# [The problem]
Can you format the material from the line with "cell-d (1099, 878, 1238, 894)" to the line with "cell-c (960, 719, 1099, 738)", both included, as a Markdown table with the columns Row and Line, leaving out any blank lines?

# [Listings of boxed layout items]
# # # # # # #

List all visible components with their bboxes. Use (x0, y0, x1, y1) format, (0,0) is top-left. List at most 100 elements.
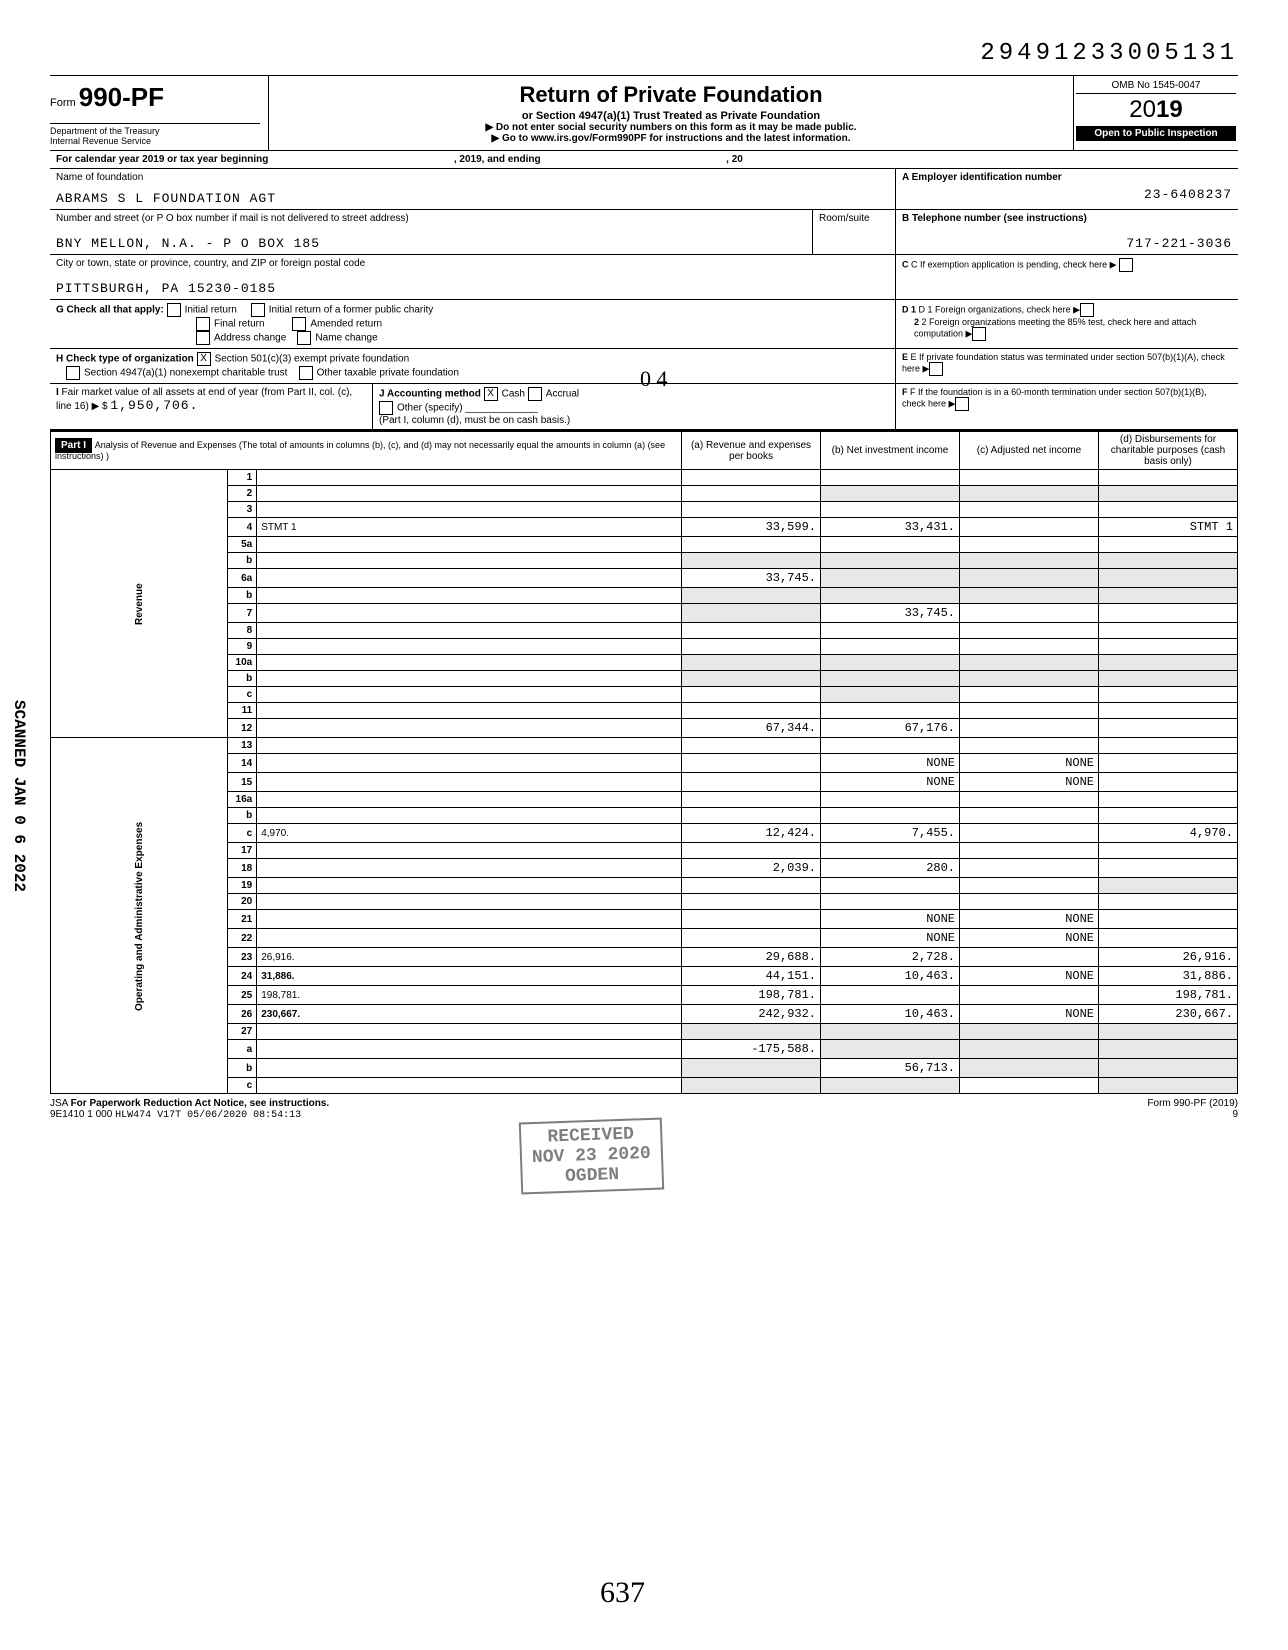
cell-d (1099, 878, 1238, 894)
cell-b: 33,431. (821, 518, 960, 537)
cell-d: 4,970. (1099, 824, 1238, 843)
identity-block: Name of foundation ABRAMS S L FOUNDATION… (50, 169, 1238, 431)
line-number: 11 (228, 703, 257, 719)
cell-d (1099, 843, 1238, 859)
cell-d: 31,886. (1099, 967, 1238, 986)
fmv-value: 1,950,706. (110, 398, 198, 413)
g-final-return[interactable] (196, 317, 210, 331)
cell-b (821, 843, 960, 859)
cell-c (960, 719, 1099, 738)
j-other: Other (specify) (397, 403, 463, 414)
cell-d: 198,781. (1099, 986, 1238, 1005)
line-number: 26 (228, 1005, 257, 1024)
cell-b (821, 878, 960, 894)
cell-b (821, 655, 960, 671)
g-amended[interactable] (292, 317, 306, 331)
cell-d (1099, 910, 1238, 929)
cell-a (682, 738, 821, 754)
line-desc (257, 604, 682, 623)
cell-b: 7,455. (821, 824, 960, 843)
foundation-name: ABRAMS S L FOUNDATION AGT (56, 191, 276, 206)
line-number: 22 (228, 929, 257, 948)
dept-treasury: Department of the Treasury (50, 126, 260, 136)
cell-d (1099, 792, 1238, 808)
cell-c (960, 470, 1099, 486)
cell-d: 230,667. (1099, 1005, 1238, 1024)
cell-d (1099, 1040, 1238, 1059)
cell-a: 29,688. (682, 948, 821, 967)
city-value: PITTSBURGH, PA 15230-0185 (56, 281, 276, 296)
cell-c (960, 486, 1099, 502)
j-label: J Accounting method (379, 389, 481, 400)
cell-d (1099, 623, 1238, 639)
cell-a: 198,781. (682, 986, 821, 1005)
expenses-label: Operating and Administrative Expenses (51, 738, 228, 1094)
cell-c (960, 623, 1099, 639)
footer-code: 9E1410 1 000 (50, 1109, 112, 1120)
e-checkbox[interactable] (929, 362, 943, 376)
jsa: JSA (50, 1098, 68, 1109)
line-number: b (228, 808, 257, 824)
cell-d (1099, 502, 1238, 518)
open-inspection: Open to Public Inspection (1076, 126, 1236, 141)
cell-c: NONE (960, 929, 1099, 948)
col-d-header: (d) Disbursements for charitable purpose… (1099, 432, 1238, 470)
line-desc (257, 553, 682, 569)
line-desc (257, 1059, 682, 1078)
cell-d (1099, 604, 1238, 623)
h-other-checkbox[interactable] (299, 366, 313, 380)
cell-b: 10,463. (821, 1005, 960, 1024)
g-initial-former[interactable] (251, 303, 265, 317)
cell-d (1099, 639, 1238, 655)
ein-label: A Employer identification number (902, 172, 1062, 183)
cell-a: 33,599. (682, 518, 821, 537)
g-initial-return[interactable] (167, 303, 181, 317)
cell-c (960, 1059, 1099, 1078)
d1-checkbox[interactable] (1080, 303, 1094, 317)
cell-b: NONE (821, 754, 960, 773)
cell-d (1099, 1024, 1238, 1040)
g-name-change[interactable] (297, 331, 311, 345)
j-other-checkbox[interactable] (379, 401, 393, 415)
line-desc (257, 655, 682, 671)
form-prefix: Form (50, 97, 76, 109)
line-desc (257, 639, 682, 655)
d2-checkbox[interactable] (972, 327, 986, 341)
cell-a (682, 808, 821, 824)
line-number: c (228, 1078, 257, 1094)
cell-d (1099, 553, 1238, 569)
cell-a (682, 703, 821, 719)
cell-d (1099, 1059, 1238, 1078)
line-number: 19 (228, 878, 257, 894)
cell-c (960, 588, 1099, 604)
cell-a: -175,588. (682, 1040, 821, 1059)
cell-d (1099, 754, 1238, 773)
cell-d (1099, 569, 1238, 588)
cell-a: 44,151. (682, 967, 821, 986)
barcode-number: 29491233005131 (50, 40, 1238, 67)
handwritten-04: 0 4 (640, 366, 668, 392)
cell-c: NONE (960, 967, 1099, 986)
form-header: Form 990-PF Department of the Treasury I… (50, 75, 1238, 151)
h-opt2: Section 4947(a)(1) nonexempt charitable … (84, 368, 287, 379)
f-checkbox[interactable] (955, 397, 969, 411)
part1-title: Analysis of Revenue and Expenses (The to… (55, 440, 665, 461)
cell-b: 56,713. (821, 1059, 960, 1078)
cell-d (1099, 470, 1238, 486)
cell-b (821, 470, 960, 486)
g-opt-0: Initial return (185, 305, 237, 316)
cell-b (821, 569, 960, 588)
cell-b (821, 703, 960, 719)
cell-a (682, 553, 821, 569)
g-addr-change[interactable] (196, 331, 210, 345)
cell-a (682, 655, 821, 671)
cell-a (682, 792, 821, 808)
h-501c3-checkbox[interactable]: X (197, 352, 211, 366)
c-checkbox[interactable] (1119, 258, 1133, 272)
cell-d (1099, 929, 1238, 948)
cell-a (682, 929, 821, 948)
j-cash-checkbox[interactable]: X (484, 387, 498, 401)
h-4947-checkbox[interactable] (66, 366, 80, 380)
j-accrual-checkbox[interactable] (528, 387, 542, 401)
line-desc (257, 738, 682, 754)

# # # # # # #

# [Final answer]
| Row | Line |
|---|---|
| 1 | cell-d (1099, 878, 1238, 894) |
| 2 | cell-b: 33,431. (821, 518, 960, 537) |
| 3 | cell-d: 4,970. (1099, 824, 1238, 843) |
| 4 | identity-block: Name of foundation ABRAMS S L FOUNDATION… (50, 169, 1238, 431) |
| 5 | line-number: 11 (228, 703, 257, 719) |
| 6 | cell-d (1099, 843, 1238, 859) |
| 7 | cell-d: 31,886. (1099, 967, 1238, 986) |
| 8 | fmv-value: 1,950,706. (110, 398, 198, 413) |
| 9 | g-final-return[interactable] (196, 317, 210, 331) |
| 10 | cell-b (821, 843, 960, 859) |
| 11 | cell-c (960, 719, 1099, 738) |